Work required -
Omit every image, and transcribe the remaining entries exactly as given.

Provided records -
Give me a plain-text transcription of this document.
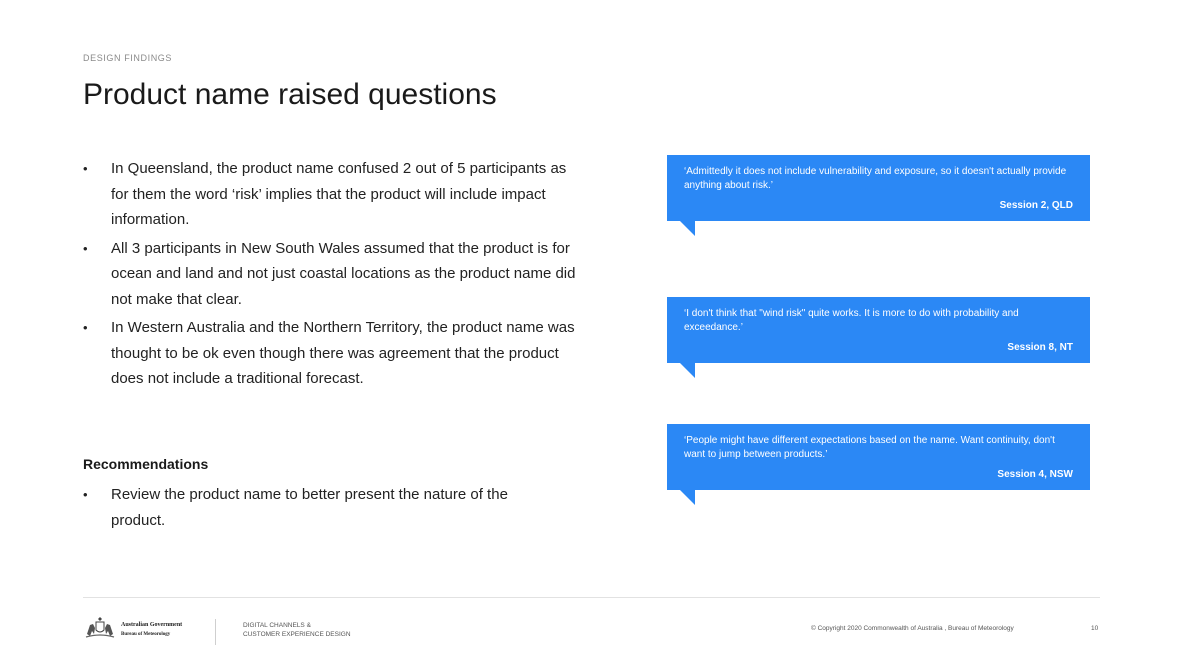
DESIGN FINDINGS
Product name raised questions
•	In Queensland, the product name confused 2 out of 5 participants as for them the word ‘risk’ implies that the product will include impact information.
•	All 3 participants in New South Wales assumed that the product is for ocean and land and not just coastal locations as the product name did not make that clear.
•	In Western Australia and the Northern Territory, the product name was thought to be ok even though there was agreement that the product does not include a traditional forecast.
Recommendations
•	Review the product name to better present the nature of the product.
‘Admittedly it does not include vulnerability and exposure, so it doesn't actually provide anything about risk.’
Session 2, QLD
‘I don't think that "wind risk" quite works. It is more to do with probability and exceedance.’
Session 8, NT
‘People might have different expectations based on the name. Want continuity, don't want to jump between products.’
Session 4, NSW
Australian Government
Bureau of Meteorology
DIGITAL CHANNELS &
CUSTOMER EXPERIENCE DESIGN
© Copyright 2020 Commonwealth of Australia , Bureau of Meteorology	10
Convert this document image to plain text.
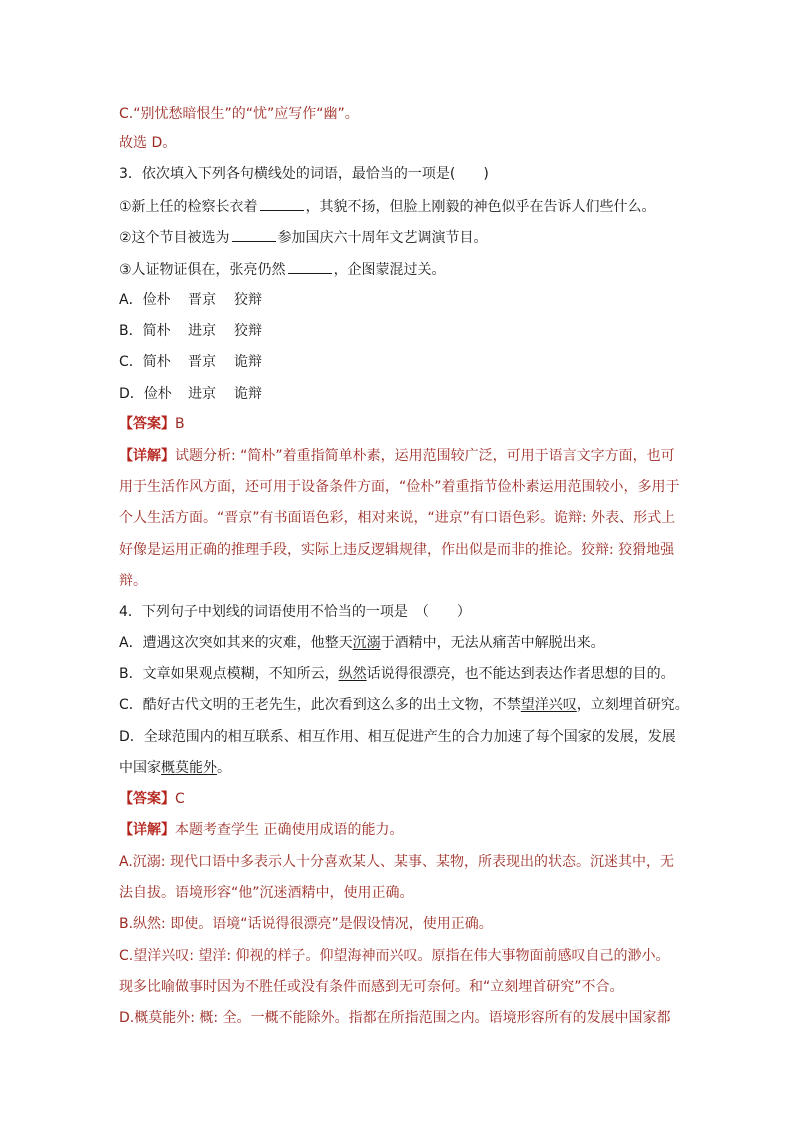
C.“别忧愁暗恨生”的“忧”应写作“幽”。
故选 D。
3．依次填入下列各句横线处的词语，最恰当的一项是(　　)
①新上任的检察长衣着	，其貌不扬，但脸上刚毅的神色似乎在告诉人们些什么。
②这个节目被选为	参加国庆六十周年文艺调演节目。
③人证物证俱在，张亮仍然	，企图蒙混过关。
A．俭朴 晋京 狡辩
B．简朴 进京 狡辩
C．简朴 晋京 诡辩
D．俭朴 进京 诡辩
【答案】B
【详解】试题分析: “简朴”着重指简单朴素，运用范围较广泛，可用于语言文字方面，也可
用于生活作风方面，还可用于设备条件方面，“俭朴”着重指节俭朴素运用范围较小，多用于
个人生活方面。“晋京”有书面语色彩，相对来说，“进京”有口语色彩。诡辩: 外表、形式上
好像是运用正确的推理手段，实际上违反逻辑规律，作出似是而非的推论。狡辩: 狡猾地强
辩。
4．下列句子中划线的词语使用不恰当的一项是　（　　）
A．遭遇这次突如其来的灾难，他整天沉溺于酒精中，无法从痛苦中解脱出来。
B．文章如果观点模糊，不知所云，纵然话说得很漂亮，也不能达到表达作者思想的目的。
C．酷好古代文明的王老先生，此次看到这么多的出土文物，不禁望洋兴叹，立刻埋首研究。
D．全球范围内的相互联系、相互作用、相互促进产生的合力加速了每个国家的发展，发展
中国家概莫能外。
【答案】C
【详解】本题考查学生 正确使用成语的能力。
A.沉溺: 现代口语中多表示人十分喜欢某人、某事、某物，所表现出的状态。沉迷其中，无
法自拔。语境形容“他”沉迷酒精中，使用正确。
B.纵然: 即使。语境“话说得很漂亮”是假设情况，使用正确。
C.望洋兴叹: 望洋: 仰视的样子。仰望海神而兴叹。原指在伟大事物面前感叹自己的渺小。
现多比喻做事时因为不胜任或没有条件而感到无可奈何。和“立刻埋首研究”不合。
D.概莫能外: 概: 全。一概不能除外。指都在所指范围之内。语境形容所有的发展中国家都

Answer -
Give me a plain-text transcription of this document.
DESIGN FINDINGS
Product name raised questions
•	In Queensland, the product name confused 2 out of 5 participants as for them the word ‘risk’ implies that the product will include impact information.
•	All 3 participants in New South Wales assumed that the product is for ocean and land and not just coastal locations as the product name did not make that clear.
•	In Western Australia and the Northern Territory, the product name was thought to be ok even though there was agreement that the product does not include a traditional forecast.
Recommendations
•	Review the product name to better present the nature of the product.
‘Admittedly it does not include vulnerability and exposure, so it doesn't actually provide anything about risk.’
Session 2, QLD
‘I don't think that "wind risk" quite works. It is more to do with probability and exceedance.’
Session 8, NT
‘People might have different expectations based on the name. Want continuity, don't want to jump between products.’
Session 4, NSW
Australian Government
Bureau of Meteorology
DIGITAL CHANNELS &
CUSTOMER EXPERIENCE DESIGN
© Copyright 2020 Commonwealth of Australia , Bureau of Meteorology	10
Convert this document image to plain text.
C.“别忧愁暗恨生”的“忧”应写作“幽”。
故选 D。
3．依次填入下列各句横线处的词语，最恰当的一项是(　　)
①新上任的检察长衣着	，其貌不扬，但脸上刚毅的神色似乎在告诉人们些什么。
②这个节目被选为	参加国庆六十周年文艺调演节目。
③人证物证俱在，张亮仍然	，企图蒙混过关。
A．俭朴 晋京 狡辩
B．简朴 进京 狡辩
C．简朴 晋京 诡辩
D．俭朴 进京 诡辩
【答案】B
【详解】试题分析: “简朴”着重指简单朴素，运用范围较广泛，可用于语言文字方面，也可
用于生活作风方面，还可用于设备条件方面，“俭朴”着重指节俭朴素运用范围较小，多用于
个人生活方面。“晋京”有书面语色彩，相对来说，“进京”有口语色彩。诡辩: 外表、形式上
好像是运用正确的推理手段，实际上违反逻辑规律，作出似是而非的推论。狡辩: 狡猾地强
辩。
4．下列句子中划线的词语使用不恰当的一项是　（　　）
A．遭遇这次突如其来的灾难，他整天沉溺于酒精中，无法从痛苦中解脱出来。
B．文章如果观点模糊，不知所云，纵然话说得很漂亮，也不能达到表达作者思想的目的。
C．酷好古代文明的王老先生，此次看到这么多的出土文物，不禁望洋兴叹，立刻埋首研究。
D．全球范围内的相互联系、相互作用、相互促进产生的合力加速了每个国家的发展，发展
中国家概莫能外。
【答案】C
【详解】本题考查学生 正确使用成语的能力。
A.沉溺: 现代口语中多表示人十分喜欢某人、某事、某物，所表现出的状态。沉迷其中，无
法自拔。语境形容“他”沉迷酒精中，使用正确。
B.纵然: 即使。语境“话说得很漂亮”是假设情况，使用正确。
C.望洋兴叹: 望洋: 仰视的样子。仰望海神而兴叹。原指在伟大事物面前感叹自己的渺小。
现多比喻做事时因为不胜任或没有条件而感到无可奈何。和“立刻埋首研究”不合。
D.概莫能外: 概: 全。一概不能除外。指都在所指范围之内。语境形容所有的发展中国家都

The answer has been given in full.